Track down every line below that holds "Resolución" and copy it.

::: DATA LINES :::

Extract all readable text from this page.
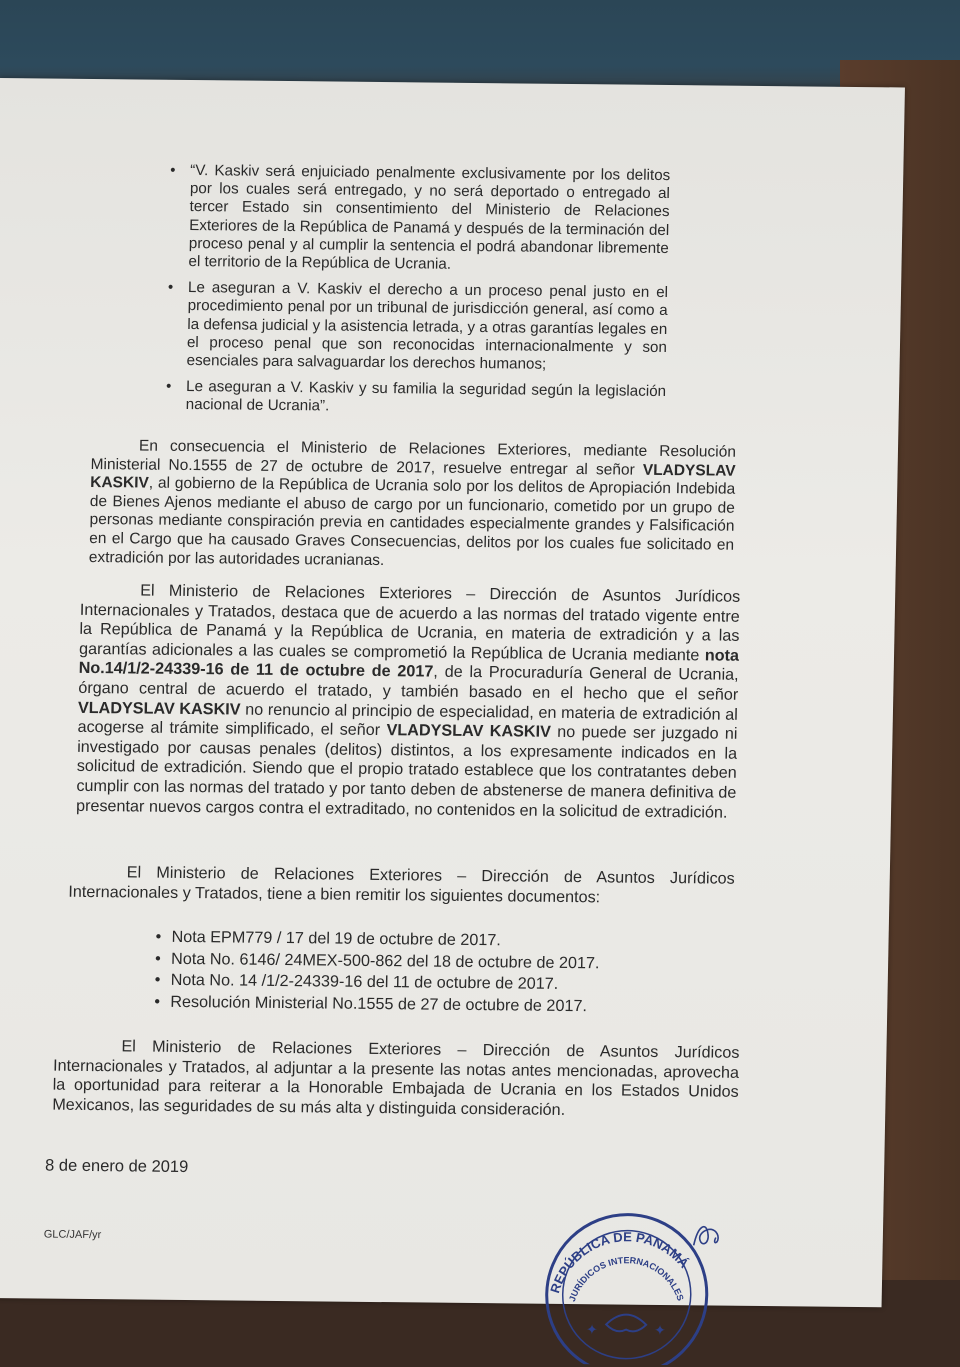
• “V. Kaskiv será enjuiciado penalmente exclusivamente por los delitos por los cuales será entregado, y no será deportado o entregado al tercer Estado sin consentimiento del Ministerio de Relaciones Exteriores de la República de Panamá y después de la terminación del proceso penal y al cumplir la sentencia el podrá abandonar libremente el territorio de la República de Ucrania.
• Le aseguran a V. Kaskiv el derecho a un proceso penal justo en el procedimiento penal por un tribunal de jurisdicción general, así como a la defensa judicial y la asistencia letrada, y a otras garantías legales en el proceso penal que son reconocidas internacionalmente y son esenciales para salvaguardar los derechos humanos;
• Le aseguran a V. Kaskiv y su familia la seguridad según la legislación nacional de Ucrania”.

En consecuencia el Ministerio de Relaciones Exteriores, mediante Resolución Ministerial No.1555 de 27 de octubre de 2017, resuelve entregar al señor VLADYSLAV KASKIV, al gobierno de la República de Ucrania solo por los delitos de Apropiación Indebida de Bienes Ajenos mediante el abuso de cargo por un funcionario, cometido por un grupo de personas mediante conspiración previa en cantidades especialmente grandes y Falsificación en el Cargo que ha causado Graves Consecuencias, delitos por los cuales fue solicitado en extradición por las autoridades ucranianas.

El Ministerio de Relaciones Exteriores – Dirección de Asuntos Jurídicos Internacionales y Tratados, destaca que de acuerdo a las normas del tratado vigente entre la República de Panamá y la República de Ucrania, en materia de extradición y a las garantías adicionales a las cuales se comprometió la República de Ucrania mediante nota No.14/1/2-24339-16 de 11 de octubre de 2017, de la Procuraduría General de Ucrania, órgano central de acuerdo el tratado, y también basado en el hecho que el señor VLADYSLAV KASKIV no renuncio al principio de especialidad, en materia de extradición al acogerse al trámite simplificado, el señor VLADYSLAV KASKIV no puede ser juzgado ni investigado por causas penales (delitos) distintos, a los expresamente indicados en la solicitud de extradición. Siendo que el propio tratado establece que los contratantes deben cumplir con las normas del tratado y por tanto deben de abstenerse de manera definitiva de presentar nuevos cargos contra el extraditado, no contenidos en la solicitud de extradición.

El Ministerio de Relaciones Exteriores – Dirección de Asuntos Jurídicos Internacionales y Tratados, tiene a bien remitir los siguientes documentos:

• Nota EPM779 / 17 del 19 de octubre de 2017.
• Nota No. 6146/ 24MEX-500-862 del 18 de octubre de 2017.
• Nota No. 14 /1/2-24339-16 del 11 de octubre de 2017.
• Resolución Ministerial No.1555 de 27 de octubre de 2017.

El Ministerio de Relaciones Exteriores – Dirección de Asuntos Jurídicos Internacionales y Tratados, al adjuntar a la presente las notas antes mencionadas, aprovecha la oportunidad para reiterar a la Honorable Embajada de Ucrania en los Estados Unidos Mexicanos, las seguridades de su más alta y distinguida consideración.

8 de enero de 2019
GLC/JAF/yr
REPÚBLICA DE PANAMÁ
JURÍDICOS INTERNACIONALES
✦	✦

:::

COMPLETED TASK:
En consecuencia el Ministerio de Relaciones Exteriores, mediante Resolución Ministerial No.1555 de 27 de octubre de 2017, resuelve entregar al señor VLADYSLAV KASKIV, al gobierno de la República de Ucrania solo por los delitos de Apropiación Indebida de Bienes Ajenos mediante el abuso de cargo por un funcionario, cometido por un grupo de personas mediante conspiración previa en cantidades especialmente grandes y Falsificación en el Cargo que ha causado Graves Consecuencias, delitos por los cuales fue solicitado en extradición por las autoridades ucranianas.
• Resolución Ministerial No.1555 de 27 de octubre de 2017.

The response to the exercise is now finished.